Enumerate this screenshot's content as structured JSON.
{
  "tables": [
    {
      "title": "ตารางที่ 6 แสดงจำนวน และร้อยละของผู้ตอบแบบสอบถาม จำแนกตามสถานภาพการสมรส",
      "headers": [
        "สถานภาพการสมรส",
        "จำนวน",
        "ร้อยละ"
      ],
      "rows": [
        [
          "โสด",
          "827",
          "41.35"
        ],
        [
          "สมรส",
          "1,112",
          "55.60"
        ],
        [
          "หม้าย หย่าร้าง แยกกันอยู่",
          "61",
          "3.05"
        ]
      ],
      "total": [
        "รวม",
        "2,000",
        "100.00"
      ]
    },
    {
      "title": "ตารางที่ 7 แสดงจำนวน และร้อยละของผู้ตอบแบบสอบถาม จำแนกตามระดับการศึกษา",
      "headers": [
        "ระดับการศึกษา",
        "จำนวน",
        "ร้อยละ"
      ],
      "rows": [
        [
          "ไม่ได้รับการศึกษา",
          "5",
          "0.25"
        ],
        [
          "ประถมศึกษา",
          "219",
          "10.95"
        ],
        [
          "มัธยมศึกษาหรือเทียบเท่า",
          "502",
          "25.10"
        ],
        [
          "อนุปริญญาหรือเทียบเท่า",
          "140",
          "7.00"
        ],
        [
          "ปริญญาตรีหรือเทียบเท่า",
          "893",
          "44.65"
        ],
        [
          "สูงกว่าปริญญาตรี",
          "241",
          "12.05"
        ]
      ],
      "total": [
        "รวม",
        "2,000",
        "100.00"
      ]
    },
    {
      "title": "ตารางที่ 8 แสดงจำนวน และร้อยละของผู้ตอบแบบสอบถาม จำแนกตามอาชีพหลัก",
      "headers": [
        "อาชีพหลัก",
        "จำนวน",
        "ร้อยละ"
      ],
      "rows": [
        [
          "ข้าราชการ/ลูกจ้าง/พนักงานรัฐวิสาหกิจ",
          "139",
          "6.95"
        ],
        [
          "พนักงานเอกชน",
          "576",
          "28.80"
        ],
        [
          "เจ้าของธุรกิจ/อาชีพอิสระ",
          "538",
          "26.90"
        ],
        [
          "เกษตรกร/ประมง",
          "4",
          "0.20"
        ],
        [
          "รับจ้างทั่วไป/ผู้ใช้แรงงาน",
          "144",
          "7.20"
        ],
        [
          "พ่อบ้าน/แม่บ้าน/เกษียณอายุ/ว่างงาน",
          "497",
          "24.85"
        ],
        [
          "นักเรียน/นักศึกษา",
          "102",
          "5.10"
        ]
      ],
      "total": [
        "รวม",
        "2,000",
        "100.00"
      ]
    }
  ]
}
- - - - - - -
GIVEN TASK
Where does the word "ตอบแบบสอบถาม" appear in the listing? List each line that holds it.

EXERCISE ANSWER
      "title": "ตารางที่ 6 แสดงจำนวน และร้อยละของผู้ตอบแบบสอบถาม จำแนกตามสถานภาพการสมรส",
      "title": "ตารางที่ 7 แสดงจำนวน และร้อยละของผู้ตอบแบบสอบถาม จำแนกตามระดับการศึกษา",
      "title": "ตารางที่ 8 แสดงจำนวน และร้อยละของผู้ตอบแบบสอบถาม จำแนกตามอาชีพหลัก",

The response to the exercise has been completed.